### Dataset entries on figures
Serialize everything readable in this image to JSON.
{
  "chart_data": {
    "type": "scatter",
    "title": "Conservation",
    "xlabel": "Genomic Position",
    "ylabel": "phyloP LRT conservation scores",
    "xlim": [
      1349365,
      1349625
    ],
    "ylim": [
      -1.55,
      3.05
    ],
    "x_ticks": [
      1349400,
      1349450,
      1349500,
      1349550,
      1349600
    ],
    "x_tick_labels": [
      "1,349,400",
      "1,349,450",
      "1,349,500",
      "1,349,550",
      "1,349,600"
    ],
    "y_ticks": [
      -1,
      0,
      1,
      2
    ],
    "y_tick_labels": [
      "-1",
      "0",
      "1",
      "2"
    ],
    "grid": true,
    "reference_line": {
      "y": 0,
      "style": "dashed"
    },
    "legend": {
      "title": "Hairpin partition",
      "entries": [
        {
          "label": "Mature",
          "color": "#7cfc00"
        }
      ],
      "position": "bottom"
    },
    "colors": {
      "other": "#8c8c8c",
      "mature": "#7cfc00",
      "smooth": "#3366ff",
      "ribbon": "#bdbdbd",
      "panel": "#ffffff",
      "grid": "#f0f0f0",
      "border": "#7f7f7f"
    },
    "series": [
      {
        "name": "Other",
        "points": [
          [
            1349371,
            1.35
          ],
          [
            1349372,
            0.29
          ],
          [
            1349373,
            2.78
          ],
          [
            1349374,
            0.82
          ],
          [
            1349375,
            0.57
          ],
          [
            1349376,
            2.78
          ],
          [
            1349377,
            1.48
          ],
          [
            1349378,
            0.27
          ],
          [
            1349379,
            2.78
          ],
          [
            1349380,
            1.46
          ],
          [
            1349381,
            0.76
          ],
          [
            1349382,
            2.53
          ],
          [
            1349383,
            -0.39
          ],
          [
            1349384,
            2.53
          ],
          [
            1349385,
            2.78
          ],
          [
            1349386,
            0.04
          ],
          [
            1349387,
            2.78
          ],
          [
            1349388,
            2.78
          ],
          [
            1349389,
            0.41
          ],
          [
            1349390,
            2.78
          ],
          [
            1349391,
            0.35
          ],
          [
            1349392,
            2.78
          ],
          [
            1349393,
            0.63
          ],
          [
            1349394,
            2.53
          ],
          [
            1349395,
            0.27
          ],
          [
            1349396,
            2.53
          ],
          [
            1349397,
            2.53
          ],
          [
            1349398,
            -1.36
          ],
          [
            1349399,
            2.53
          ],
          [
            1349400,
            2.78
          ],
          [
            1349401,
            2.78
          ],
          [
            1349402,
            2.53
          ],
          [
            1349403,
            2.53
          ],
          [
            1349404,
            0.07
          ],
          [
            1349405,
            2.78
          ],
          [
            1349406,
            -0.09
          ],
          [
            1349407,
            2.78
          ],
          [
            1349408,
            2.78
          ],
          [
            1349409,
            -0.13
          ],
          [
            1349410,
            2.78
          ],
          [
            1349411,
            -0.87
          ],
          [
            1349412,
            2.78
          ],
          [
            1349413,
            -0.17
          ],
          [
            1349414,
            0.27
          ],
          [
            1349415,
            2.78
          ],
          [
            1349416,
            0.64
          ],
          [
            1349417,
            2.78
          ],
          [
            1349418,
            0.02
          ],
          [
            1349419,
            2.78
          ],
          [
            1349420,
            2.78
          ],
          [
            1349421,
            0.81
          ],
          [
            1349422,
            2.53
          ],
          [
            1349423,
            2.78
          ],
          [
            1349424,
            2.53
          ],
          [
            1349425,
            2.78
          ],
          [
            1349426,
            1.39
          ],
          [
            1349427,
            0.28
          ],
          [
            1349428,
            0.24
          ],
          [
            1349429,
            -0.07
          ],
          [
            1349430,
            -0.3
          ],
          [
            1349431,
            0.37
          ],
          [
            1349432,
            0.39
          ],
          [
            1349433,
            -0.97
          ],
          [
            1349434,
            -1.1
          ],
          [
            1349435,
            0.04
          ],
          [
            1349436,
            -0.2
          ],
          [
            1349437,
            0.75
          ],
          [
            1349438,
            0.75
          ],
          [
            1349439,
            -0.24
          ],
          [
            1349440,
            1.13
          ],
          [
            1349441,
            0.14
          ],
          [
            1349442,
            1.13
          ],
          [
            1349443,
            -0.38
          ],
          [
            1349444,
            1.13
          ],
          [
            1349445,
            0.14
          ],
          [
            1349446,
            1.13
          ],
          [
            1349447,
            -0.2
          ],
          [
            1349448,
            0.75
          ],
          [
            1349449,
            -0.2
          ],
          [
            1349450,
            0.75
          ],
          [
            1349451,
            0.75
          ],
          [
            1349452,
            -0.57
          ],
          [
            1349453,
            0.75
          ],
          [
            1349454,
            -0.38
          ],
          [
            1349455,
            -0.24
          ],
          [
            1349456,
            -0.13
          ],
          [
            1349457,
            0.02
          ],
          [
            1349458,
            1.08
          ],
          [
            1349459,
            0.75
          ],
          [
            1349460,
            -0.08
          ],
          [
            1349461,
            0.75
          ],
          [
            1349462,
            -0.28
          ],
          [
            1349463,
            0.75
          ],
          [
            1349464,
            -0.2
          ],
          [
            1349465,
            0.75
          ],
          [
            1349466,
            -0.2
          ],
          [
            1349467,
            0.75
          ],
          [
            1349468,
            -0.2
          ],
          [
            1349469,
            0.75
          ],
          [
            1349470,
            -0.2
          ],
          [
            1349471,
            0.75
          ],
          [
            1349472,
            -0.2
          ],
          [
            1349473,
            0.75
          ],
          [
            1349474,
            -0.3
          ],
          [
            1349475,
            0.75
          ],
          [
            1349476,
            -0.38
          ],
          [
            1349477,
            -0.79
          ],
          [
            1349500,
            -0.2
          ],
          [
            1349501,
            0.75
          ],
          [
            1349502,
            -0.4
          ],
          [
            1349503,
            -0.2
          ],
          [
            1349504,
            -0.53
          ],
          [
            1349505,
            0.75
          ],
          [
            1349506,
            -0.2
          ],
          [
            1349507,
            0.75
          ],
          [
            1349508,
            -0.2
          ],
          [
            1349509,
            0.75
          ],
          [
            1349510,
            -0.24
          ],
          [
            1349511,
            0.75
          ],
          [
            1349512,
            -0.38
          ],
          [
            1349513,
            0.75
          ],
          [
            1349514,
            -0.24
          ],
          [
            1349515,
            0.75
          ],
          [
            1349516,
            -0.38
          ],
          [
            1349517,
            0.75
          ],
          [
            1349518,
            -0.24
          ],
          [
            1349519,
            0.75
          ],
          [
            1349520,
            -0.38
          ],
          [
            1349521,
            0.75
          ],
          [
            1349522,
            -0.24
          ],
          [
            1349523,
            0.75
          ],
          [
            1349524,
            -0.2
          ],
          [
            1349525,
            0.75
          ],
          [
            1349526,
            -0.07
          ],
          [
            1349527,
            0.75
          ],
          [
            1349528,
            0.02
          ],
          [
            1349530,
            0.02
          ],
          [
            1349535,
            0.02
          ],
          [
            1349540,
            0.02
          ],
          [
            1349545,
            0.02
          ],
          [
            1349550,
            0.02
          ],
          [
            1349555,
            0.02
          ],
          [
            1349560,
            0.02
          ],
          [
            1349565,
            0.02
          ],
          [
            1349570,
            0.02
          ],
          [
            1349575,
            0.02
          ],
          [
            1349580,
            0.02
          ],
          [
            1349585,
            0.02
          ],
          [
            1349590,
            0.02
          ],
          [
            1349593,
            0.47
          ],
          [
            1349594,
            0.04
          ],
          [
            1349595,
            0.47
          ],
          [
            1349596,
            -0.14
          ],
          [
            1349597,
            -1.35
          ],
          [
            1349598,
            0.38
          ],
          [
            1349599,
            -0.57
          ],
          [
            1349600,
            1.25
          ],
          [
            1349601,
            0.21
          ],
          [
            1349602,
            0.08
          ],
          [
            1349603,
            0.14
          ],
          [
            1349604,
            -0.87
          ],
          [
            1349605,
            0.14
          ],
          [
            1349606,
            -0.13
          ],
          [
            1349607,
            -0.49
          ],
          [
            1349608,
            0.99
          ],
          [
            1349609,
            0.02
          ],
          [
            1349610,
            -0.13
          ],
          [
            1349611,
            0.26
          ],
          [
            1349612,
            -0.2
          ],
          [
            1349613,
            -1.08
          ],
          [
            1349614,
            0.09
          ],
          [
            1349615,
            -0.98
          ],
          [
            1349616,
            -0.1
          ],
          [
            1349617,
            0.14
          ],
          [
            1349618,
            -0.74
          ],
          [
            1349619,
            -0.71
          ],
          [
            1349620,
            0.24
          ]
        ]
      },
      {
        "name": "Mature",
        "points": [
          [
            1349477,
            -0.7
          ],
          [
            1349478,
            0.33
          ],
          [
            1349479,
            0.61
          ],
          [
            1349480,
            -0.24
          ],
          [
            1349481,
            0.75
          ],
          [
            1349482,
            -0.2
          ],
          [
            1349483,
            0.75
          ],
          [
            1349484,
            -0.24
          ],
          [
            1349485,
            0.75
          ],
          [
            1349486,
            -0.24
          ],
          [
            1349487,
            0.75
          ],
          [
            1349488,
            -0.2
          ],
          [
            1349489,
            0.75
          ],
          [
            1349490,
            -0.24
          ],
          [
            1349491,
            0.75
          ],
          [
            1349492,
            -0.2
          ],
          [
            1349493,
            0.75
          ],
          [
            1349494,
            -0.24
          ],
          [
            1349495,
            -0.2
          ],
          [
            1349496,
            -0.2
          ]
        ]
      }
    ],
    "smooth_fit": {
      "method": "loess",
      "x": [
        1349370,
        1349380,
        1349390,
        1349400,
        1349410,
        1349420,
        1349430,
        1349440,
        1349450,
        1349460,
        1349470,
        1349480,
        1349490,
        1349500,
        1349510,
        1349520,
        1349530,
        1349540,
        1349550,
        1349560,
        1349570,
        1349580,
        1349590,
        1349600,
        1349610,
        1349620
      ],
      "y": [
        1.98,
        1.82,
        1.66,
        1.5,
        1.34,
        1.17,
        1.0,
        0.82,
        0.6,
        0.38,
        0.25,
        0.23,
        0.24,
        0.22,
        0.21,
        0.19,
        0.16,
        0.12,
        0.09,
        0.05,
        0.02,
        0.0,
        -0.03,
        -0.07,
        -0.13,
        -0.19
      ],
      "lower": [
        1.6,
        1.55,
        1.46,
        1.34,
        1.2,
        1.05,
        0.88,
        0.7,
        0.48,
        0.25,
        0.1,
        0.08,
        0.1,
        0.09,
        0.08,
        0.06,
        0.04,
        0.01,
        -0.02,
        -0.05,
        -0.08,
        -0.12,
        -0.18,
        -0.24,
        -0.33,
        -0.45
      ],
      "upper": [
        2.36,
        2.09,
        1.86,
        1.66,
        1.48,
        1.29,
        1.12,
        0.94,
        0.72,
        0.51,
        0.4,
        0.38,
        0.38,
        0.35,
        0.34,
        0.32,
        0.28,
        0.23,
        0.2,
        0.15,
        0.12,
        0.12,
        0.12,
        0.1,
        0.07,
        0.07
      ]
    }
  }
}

### Problem to solve
Scan the records above and report every line with the string "title".

### Exercise response
    "title": "Conservation",
      "title": "Hairpin partition",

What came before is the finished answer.